→ **What you will do**: Leaving out every picture, quote the data below exactly as it appears.

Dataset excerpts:
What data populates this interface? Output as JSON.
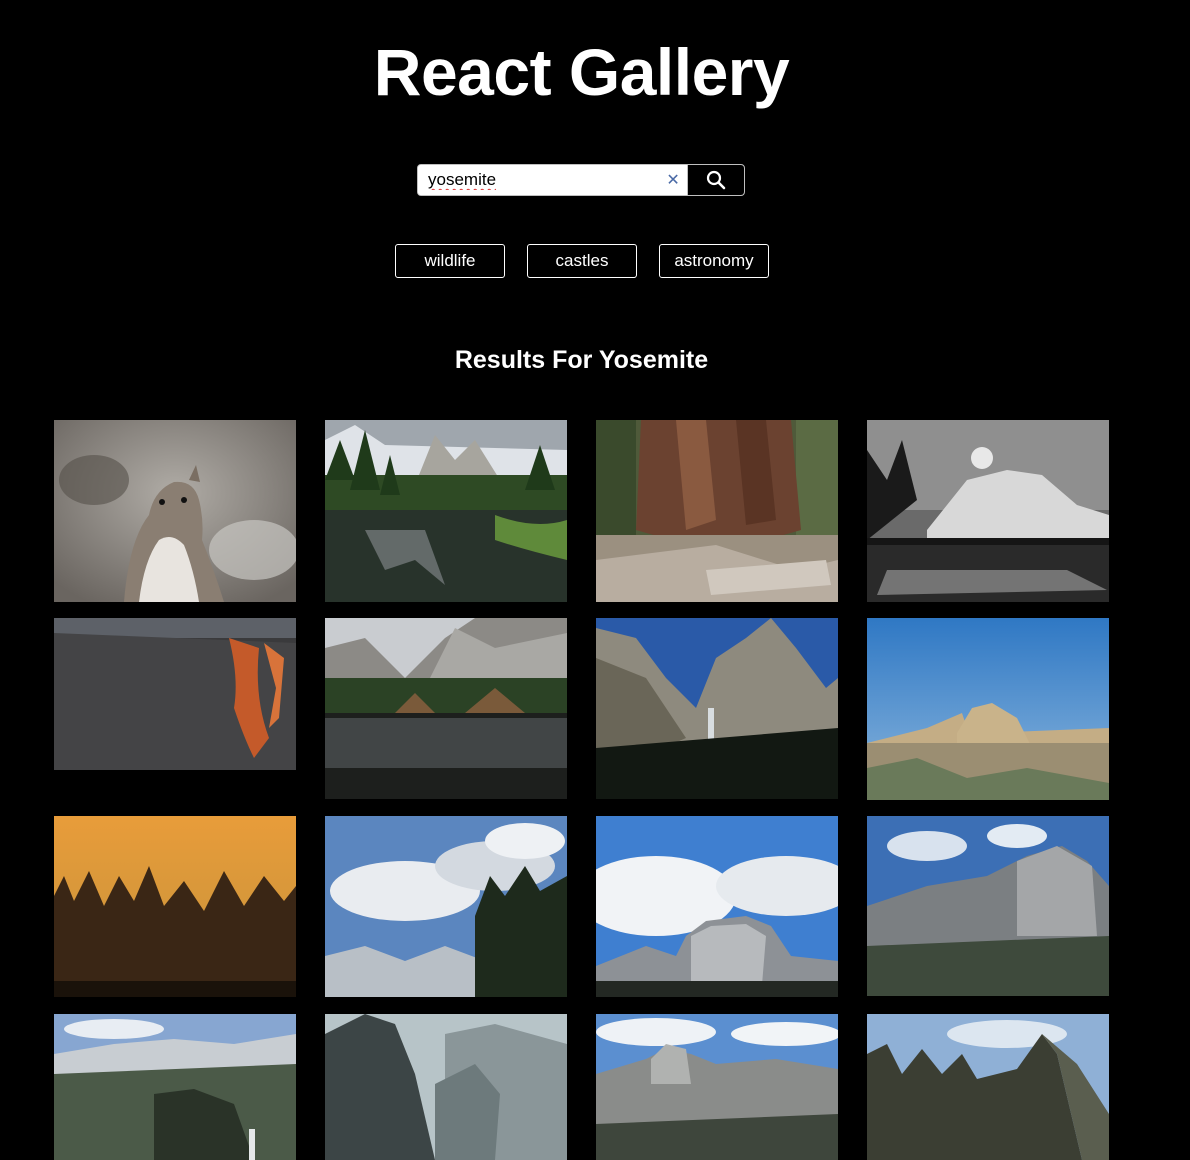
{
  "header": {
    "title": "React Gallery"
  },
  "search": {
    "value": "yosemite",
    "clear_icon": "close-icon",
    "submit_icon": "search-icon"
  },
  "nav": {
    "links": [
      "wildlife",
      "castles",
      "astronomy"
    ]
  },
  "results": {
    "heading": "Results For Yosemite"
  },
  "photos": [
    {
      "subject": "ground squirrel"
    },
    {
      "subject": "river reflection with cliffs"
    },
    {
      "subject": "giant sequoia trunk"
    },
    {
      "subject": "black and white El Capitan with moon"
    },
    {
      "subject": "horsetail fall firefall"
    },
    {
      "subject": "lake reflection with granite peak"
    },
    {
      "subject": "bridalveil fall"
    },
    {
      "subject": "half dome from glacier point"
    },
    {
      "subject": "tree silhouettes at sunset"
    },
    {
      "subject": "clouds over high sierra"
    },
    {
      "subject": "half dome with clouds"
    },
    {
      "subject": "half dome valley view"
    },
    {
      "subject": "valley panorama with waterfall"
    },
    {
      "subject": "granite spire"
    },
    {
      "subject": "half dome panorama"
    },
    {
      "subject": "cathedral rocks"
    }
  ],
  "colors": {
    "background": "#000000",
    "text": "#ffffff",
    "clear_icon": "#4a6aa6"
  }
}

→ **Task solution**:
What data populates this interface? Output as JSON.
{
  "header": {
    "title": "React Gallery"
  },
  "search": {
    "value": "yosemite",
    "clear_icon": "close-icon",
    "submit_icon": "search-icon"
  },
  "nav": {
    "links": [
      "wildlife",
      "castles",
      "astronomy"
    ]
  },
  "results": {
    "heading": "Results For Yosemite"
  },
  "photos": [
    {
      "subject": "ground squirrel"
    },
    {
      "subject": "river reflection with cliffs"
    },
    {
      "subject": "giant sequoia trunk"
    },
    {
      "subject": "black and white El Capitan with moon"
    },
    {
      "subject": "horsetail fall firefall"
    },
    {
      "subject": "lake reflection with granite peak"
    },
    {
      "subject": "bridalveil fall"
    },
    {
      "subject": "half dome from glacier point"
    },
    {
      "subject": "tree silhouettes at sunset"
    },
    {
      "subject": "clouds over high sierra"
    },
    {
      "subject": "half dome with clouds"
    },
    {
      "subject": "half dome valley view"
    },
    {
      "subject": "valley panorama with waterfall"
    },
    {
      "subject": "granite spire"
    },
    {
      "subject": "half dome panorama"
    },
    {
      "subject": "cathedral rocks"
    }
  ],
  "colors": {
    "background": "#000000",
    "text": "#ffffff",
    "clear_icon": "#4a6aa6"
  }
}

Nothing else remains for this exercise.